> **INPUT ROWS**:
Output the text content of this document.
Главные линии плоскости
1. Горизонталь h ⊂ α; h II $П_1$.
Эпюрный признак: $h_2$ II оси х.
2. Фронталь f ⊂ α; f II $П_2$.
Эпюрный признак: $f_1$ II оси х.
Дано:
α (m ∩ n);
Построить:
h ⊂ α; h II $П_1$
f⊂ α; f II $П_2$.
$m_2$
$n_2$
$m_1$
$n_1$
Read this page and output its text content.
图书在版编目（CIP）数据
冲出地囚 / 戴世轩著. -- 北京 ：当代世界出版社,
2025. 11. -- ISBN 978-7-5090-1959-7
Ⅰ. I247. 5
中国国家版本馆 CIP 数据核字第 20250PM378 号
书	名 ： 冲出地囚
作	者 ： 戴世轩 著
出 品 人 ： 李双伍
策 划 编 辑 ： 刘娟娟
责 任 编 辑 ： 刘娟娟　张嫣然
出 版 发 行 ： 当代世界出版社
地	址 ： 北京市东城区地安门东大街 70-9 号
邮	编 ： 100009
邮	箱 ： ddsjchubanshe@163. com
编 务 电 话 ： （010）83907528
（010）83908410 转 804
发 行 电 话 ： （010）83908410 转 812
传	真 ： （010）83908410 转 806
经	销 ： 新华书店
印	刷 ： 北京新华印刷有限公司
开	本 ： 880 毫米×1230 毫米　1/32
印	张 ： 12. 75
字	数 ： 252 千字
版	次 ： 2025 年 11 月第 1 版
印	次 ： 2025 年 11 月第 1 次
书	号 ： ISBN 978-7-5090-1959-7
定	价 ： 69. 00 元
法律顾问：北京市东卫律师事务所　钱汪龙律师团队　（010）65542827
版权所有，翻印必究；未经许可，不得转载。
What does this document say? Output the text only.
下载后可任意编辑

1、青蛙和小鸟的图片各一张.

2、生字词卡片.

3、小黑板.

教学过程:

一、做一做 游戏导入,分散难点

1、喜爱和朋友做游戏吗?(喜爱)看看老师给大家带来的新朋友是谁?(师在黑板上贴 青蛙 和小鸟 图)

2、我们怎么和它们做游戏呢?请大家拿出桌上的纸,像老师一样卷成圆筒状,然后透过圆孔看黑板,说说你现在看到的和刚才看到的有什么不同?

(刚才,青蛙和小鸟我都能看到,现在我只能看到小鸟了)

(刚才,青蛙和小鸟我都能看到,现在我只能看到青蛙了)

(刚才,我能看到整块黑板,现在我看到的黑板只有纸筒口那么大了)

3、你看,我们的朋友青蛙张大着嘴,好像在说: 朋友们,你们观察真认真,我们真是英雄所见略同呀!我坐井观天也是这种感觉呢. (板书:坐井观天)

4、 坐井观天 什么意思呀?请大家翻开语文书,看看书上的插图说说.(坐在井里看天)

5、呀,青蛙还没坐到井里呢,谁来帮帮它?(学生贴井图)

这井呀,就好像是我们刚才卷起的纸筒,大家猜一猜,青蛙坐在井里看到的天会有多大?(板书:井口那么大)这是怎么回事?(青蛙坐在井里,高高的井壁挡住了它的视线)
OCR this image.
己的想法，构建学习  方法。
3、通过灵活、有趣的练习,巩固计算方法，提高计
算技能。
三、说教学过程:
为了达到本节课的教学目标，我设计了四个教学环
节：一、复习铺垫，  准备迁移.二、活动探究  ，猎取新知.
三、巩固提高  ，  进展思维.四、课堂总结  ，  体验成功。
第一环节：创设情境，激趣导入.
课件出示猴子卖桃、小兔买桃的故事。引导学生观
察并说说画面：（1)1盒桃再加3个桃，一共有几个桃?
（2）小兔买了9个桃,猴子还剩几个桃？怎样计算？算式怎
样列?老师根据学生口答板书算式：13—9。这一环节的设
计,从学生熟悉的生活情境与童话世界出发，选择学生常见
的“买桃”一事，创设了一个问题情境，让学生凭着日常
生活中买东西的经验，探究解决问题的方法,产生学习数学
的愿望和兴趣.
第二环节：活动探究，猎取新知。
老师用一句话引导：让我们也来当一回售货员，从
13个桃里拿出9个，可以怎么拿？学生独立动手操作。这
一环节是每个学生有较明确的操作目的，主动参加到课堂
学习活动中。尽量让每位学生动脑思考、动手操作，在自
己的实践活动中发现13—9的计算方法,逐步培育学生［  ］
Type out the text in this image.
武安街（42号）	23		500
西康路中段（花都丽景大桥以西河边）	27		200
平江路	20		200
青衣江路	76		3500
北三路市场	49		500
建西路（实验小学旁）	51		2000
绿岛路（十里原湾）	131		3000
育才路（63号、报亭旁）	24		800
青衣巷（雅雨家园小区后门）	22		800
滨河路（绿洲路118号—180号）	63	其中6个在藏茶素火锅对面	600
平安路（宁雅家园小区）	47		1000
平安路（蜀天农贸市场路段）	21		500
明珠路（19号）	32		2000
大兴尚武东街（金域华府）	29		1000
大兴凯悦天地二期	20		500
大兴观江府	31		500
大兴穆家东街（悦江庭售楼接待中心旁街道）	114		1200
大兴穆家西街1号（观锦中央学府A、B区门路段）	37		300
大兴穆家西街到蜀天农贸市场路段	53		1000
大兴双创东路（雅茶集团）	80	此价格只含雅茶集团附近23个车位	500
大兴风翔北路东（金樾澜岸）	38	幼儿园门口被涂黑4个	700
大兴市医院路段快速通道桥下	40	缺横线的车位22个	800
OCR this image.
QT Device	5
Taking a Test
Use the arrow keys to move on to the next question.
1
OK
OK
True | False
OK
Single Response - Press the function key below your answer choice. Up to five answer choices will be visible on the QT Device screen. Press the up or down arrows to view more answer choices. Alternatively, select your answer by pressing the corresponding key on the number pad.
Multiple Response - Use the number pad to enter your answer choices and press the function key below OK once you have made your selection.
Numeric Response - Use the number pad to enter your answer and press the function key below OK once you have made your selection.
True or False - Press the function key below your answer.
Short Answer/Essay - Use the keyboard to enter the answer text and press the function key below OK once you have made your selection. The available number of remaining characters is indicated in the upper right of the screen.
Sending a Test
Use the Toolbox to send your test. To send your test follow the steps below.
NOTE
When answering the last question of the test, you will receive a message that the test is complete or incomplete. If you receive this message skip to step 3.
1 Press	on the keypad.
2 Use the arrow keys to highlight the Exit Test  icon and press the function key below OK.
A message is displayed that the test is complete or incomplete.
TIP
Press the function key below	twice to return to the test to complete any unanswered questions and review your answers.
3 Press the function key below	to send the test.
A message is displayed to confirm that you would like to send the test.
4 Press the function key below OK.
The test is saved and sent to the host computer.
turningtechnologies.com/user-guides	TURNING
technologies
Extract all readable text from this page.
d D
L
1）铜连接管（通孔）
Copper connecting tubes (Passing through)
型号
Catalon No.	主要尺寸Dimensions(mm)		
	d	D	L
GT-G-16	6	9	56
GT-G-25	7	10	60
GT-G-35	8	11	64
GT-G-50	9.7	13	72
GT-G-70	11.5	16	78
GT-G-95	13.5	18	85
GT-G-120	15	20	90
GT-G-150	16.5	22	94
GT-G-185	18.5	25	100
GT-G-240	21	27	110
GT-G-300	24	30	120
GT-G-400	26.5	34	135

> **STATED EXERCISE**:
Please quote the data above in full, with no line missing.

> **OUTPUT BELOW**:
Output the text content of this document.
Главные линии плоскости
1. Горизонталь h ⊂ α; h II $П_1$.
Эпюрный признак: $h_2$ II оси х.
2. Фронталь f ⊂ α; f II $П_2$.
Эпюрный признак: $f_1$ II оси х.
Дано:
α (m ∩ n);
Построить:
h ⊂ α; h II $П_1$
f⊂ α; f II $П_2$.
$m_2$
$n_2$
$m_1$
$n_1$
Read this page and output its text content.
图书在版编目（CIP）数据
冲出地囚 / 戴世轩著. -- 北京 ：当代世界出版社,
2025. 11. -- ISBN 978-7-5090-1959-7
Ⅰ. I247. 5
中国国家版本馆 CIP 数据核字第 20250PM378 号
书	名 ： 冲出地囚
作	者 ： 戴世轩 著
出 品 人 ： 李双伍
策 划 编 辑 ： 刘娟娟
责 任 编 辑 ： 刘娟娟　张嫣然
出 版 发 行 ： 当代世界出版社
地	址 ： 北京市东城区地安门东大街 70-9 号
邮	编 ： 100009
邮	箱 ： ddsjchubanshe@163. com
编 务 电 话 ： （010）83907528
（010）83908410 转 804
发 行 电 话 ： （010）83908410 转 812
传	真 ： （010）83908410 转 806
经	销 ： 新华书店
印	刷 ： 北京新华印刷有限公司
开	本 ： 880 毫米×1230 毫米　1/32
印	张 ： 12. 75
字	数 ： 252 千字
版	次 ： 2025 年 11 月第 1 版
印	次 ： 2025 年 11 月第 1 次
书	号 ： ISBN 978-7-5090-1959-7
定	价 ： 69. 00 元
法律顾问：北京市东卫律师事务所　钱汪龙律师团队　（010）65542827
版权所有，翻印必究；未经许可，不得转载。
What does this document say? Output the text only.
下载后可任意编辑

1、青蛙和小鸟的图片各一张.

2、生字词卡片.

3、小黑板.

教学过程:

一、做一做 游戏导入,分散难点

1、喜爱和朋友做游戏吗?(喜爱)看看老师给大家带来的新朋友是谁?(师在黑板上贴 青蛙 和小鸟 图)

2、我们怎么和它们做游戏呢?请大家拿出桌上的纸,像老师一样卷成圆筒状,然后透过圆孔看黑板,说说你现在看到的和刚才看到的有什么不同?

(刚才,青蛙和小鸟我都能看到,现在我只能看到小鸟了)

(刚才,青蛙和小鸟我都能看到,现在我只能看到青蛙了)

(刚才,我能看到整块黑板,现在我看到的黑板只有纸筒口那么大了)

3、你看,我们的朋友青蛙张大着嘴,好像在说: 朋友们,你们观察真认真,我们真是英雄所见略同呀!我坐井观天也是这种感觉呢. (板书:坐井观天)

4、 坐井观天 什么意思呀?请大家翻开语文书,看看书上的插图说说.(坐在井里看天)

5、呀,青蛙还没坐到井里呢,谁来帮帮它?(学生贴井图)

这井呀,就好像是我们刚才卷起的纸筒,大家猜一猜,青蛙坐在井里看到的天会有多大?(板书:井口那么大)这是怎么回事?(青蛙坐在井里,高高的井壁挡住了它的视线)
OCR this image.
己的想法，构建学习  方法。
3、通过灵活、有趣的练习,巩固计算方法，提高计
算技能。
三、说教学过程:
为了达到本节课的教学目标，我设计了四个教学环
节：一、复习铺垫，  准备迁移.二、活动探究  ，猎取新知.
三、巩固提高  ，  进展思维.四、课堂总结  ，  体验成功。
第一环节：创设情境，激趣导入.
课件出示猴子卖桃、小兔买桃的故事。引导学生观
察并说说画面：（1)1盒桃再加3个桃，一共有几个桃?
（2）小兔买了9个桃,猴子还剩几个桃？怎样计算？算式怎
样列?老师根据学生口答板书算式：13—9。这一环节的设
计,从学生熟悉的生活情境与童话世界出发，选择学生常见
的“买桃”一事，创设了一个问题情境，让学生凭着日常
生活中买东西的经验，探究解决问题的方法,产生学习数学
的愿望和兴趣.
第二环节：活动探究，猎取新知。
老师用一句话引导：让我们也来当一回售货员，从
13个桃里拿出9个，可以怎么拿？学生独立动手操作。这
一环节是每个学生有较明确的操作目的，主动参加到课堂
学习活动中。尽量让每位学生动脑思考、动手操作，在自
己的实践活动中发现13—9的计算方法,逐步培育学生［  ］
Type out the text in this image.
武安街（42号）	23		500
西康路中段（花都丽景大桥以西河边）	27		200
平江路	20		200
青衣江路	76		3500
北三路市场	49		500
建西路（实验小学旁）	51		2000
绿岛路（十里原湾）	131		3000
育才路（63号、报亭旁）	24		800
青衣巷（雅雨家园小区后门）	22		800
滨河路（绿洲路118号—180号）	63	其中6个在藏茶素火锅对面	600
平安路（宁雅家园小区）	47		1000
平安路（蜀天农贸市场路段）	21		500
明珠路（19号）	32		2000
大兴尚武东街（金域华府）	29		1000
大兴凯悦天地二期	20		500
大兴观江府	31		500
大兴穆家东街（悦江庭售楼接待中心旁街道）	114		1200
大兴穆家西街1号（观锦中央学府A、B区门路段）	37		300
大兴穆家西街到蜀天农贸市场路段	53		1000
大兴双创东路（雅茶集团）	80	此价格只含雅茶集团附近23个车位	500
大兴风翔北路东（金樾澜岸）	38	幼儿园门口被涂黑4个	700
大兴市医院路段快速通道桥下	40	缺横线的车位22个	800
OCR this image.
QT Device	5
Taking a Test
Use the arrow keys to move on to the next question.
1
OK
OK
True | False
OK
Single Response - Press the function key below your answer choice. Up to five answer choices will be visible on the QT Device screen. Press the up or down arrows to view more answer choices. Alternatively, select your answer by pressing the corresponding key on the number pad.
Multiple Response - Use the number pad to enter your answer choices and press the function key below OK once you have made your selection.
Numeric Response - Use the number pad to enter your answer and press the function key below OK once you have made your selection.
True or False - Press the function key below your answer.
Short Answer/Essay - Use the keyboard to enter the answer text and press the function key below OK once you have made your selection. The available number of remaining characters is indicated in the upper right of the screen.
Sending a Test
Use the Toolbox to send your test. To send your test follow the steps below.
NOTE
When answering the last question of the test, you will receive a message that the test is complete or incomplete. If you receive this message skip to step 3.
1 Press	on the keypad.
2 Use the arrow keys to highlight the Exit Test  icon and press the function key below OK.
A message is displayed that the test is complete or incomplete.
TIP
Press the function key below	twice to return to the test to complete any unanswered questions and review your answers.
3 Press the function key below	to send the test.
A message is displayed to confirm that you would like to send the test.
4 Press the function key below OK.
The test is saved and sent to the host computer.
turningtechnologies.com/user-guides	TURNING
technologies
Extract all readable text from this page.
d D
L
1）铜连接管（通孔）
Copper connecting tubes (Passing through)
型号
Catalon No.	主要尺寸Dimensions(mm)		
	d	D	L
GT-G-16	6	9	56
GT-G-25	7	10	60
GT-G-35	8	11	64
GT-G-50	9.7	13	72
GT-G-70	11.5	16	78
GT-G-95	13.5	18	85
GT-G-120	15	20	90
GT-G-150	16.5	22	94
GT-G-185	18.5	25	100
GT-G-240	21	27	110
GT-G-300	24	30	120
GT-G-400	26.5	34	135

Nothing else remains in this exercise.